Data items
= = = =
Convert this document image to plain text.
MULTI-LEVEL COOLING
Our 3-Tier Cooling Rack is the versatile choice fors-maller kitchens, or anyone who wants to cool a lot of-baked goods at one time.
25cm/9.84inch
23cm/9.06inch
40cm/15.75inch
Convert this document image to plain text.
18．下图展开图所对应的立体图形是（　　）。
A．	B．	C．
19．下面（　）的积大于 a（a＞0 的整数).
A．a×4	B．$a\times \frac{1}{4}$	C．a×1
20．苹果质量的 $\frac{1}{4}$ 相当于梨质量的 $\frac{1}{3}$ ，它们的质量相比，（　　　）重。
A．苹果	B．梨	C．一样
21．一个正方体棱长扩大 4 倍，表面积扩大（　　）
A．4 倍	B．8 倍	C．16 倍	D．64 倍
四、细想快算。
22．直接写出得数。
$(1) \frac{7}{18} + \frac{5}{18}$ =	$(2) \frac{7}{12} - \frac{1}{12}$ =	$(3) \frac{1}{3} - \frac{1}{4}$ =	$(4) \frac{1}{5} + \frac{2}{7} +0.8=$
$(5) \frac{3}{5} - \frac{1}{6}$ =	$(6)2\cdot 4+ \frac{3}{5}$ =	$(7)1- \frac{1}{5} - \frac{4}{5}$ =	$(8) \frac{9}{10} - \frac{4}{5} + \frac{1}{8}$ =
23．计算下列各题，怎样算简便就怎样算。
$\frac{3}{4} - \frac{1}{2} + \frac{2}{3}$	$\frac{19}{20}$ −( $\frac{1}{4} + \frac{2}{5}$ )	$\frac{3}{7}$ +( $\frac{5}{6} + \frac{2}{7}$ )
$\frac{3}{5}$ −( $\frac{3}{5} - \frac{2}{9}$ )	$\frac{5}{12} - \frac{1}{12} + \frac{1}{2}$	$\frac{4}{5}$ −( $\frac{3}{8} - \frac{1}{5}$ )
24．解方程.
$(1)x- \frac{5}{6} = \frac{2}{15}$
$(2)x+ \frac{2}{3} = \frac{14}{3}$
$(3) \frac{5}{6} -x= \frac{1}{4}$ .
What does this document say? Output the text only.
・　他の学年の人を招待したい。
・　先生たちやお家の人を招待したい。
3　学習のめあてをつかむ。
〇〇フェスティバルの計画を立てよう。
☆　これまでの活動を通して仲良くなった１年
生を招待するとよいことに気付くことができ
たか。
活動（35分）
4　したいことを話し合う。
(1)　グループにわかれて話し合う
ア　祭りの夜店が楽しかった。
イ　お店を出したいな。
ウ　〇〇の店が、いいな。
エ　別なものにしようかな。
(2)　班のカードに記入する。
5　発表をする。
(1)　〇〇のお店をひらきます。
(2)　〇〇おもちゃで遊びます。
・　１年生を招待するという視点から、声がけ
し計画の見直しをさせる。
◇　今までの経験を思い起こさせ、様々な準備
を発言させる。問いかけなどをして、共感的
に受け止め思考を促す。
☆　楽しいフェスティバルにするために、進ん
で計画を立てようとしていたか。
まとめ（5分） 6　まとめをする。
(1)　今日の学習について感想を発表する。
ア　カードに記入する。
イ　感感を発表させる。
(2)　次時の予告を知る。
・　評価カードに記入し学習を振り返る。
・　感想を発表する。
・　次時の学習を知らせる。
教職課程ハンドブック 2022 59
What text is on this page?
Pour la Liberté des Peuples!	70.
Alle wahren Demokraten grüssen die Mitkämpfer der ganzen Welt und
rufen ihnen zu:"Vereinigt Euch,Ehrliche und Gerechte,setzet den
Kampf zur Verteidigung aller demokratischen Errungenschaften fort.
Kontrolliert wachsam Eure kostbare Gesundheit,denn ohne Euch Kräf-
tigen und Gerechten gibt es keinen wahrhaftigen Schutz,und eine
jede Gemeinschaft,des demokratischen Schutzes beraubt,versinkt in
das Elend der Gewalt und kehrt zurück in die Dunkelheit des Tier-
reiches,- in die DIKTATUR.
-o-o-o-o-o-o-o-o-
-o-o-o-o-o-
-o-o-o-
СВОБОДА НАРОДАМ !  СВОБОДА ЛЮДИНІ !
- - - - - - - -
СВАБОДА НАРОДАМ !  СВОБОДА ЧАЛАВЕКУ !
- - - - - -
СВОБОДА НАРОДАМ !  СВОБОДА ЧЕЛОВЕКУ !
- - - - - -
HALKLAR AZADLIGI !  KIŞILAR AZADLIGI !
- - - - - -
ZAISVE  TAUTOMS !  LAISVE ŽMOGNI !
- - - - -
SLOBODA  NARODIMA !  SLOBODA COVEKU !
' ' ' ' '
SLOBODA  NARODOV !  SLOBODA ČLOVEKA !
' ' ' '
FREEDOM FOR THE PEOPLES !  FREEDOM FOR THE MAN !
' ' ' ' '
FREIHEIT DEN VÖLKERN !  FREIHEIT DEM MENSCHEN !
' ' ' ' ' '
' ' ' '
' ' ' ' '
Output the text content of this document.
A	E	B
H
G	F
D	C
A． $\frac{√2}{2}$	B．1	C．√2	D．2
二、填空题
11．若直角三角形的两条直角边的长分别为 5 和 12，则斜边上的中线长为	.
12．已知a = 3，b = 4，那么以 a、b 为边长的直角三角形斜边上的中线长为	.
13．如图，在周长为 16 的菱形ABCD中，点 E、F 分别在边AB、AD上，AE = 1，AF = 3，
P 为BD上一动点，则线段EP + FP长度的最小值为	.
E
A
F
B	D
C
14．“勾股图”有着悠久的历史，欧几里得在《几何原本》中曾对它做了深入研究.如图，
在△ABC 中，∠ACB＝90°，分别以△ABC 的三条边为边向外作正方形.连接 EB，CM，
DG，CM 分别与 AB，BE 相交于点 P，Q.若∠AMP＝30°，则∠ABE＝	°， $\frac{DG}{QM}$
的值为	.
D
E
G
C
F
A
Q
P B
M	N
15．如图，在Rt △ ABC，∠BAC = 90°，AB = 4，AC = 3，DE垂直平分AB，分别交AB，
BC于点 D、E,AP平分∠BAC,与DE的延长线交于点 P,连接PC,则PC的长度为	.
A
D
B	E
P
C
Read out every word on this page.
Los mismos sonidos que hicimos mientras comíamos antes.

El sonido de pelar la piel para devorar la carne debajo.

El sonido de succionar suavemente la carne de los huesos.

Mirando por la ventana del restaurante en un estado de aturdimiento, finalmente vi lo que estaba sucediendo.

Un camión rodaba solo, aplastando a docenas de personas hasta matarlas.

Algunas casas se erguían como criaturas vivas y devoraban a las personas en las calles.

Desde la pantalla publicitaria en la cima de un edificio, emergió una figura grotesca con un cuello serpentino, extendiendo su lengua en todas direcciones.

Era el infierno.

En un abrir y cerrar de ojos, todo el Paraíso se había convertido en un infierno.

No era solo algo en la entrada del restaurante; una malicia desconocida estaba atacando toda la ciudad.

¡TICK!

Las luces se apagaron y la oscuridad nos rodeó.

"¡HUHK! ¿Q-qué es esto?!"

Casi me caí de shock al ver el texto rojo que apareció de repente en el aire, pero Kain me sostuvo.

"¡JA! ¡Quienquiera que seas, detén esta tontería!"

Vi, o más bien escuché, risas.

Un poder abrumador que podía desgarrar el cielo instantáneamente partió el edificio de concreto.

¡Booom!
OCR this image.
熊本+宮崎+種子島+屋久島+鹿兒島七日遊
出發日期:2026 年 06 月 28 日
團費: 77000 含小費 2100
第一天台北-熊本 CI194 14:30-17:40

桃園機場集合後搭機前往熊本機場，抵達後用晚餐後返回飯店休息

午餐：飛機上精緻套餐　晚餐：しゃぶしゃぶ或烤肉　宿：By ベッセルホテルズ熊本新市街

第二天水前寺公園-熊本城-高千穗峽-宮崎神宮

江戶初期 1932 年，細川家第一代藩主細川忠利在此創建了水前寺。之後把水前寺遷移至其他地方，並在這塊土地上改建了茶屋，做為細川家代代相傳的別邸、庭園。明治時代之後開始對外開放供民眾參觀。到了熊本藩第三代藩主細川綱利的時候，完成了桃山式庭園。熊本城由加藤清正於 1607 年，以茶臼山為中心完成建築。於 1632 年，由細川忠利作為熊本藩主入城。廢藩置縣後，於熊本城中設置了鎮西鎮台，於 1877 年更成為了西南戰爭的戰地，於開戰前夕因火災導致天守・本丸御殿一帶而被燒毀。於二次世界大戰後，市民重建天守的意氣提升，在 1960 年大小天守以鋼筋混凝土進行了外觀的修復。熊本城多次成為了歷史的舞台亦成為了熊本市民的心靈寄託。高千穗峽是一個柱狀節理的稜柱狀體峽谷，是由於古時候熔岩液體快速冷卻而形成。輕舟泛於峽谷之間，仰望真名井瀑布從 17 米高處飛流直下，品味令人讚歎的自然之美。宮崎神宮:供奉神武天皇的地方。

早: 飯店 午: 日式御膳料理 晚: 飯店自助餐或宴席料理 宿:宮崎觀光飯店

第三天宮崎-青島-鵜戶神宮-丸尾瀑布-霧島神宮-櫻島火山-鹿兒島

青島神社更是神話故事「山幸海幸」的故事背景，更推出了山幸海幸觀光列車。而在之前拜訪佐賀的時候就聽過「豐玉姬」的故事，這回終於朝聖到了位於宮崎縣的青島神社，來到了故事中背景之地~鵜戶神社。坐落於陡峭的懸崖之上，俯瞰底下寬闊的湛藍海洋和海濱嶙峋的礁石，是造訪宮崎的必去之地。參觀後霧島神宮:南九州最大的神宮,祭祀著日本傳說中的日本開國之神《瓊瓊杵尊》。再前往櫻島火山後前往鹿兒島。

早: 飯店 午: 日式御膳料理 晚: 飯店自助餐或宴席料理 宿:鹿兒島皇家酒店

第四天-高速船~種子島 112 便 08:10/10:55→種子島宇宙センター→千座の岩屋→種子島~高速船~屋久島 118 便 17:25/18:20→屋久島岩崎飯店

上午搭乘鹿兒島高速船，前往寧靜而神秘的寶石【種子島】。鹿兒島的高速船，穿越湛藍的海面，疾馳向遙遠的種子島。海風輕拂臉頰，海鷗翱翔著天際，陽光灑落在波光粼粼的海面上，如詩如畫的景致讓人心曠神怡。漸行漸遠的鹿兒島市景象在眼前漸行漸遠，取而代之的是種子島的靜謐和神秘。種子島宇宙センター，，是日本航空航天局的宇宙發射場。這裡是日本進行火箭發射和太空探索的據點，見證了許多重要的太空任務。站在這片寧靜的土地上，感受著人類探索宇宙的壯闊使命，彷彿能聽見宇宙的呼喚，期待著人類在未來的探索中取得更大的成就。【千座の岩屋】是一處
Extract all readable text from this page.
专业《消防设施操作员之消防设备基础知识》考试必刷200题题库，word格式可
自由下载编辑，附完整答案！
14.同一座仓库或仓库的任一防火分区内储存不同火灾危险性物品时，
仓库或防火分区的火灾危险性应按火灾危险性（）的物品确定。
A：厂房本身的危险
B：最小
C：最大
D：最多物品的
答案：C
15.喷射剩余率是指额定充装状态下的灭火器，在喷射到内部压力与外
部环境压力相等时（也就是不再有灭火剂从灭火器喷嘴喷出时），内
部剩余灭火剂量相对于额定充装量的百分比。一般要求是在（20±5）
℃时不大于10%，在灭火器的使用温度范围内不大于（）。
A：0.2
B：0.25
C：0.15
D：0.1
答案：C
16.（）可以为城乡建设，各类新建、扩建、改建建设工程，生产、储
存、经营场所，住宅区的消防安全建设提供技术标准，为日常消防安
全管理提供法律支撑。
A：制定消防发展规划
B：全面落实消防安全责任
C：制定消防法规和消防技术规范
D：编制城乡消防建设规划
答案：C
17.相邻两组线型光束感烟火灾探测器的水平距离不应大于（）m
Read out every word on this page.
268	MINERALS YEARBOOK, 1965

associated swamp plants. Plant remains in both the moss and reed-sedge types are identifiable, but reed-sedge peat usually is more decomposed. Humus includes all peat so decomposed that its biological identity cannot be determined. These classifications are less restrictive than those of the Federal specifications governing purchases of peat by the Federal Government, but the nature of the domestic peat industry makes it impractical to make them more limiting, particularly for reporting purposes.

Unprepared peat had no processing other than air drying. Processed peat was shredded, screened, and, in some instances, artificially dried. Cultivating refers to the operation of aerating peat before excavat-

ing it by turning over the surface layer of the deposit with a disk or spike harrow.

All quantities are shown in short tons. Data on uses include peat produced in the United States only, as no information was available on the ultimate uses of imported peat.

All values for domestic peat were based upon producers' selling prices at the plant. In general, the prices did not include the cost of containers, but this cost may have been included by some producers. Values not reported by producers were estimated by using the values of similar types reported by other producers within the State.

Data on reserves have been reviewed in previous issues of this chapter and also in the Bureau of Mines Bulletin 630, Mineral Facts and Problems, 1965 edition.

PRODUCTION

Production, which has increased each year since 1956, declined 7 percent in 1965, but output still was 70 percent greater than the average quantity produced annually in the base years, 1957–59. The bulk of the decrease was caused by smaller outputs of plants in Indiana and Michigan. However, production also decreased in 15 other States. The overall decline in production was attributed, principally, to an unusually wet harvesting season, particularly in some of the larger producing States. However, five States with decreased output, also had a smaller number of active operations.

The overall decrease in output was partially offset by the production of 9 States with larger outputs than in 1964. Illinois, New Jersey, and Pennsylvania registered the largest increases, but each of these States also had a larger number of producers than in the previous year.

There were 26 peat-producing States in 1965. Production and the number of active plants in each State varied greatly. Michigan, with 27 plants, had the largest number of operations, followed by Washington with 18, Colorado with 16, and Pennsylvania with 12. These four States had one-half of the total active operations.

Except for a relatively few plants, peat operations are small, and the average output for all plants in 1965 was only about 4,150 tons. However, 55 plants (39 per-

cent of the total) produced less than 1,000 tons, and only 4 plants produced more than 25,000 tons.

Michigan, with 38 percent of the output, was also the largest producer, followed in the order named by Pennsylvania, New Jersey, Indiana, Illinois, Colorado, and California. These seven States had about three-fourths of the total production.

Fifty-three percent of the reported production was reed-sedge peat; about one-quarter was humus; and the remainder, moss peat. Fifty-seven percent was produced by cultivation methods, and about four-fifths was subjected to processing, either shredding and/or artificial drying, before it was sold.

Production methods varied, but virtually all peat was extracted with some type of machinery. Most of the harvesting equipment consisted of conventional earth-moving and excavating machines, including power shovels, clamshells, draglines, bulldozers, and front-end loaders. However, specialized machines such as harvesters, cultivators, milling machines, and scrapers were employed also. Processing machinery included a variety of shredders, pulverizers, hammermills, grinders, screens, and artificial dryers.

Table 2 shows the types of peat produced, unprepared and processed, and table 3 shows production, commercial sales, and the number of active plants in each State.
= = = =
## Directions
Above is a listing; report how many of its lines include the word "drying", giving the number only.

## Full output
2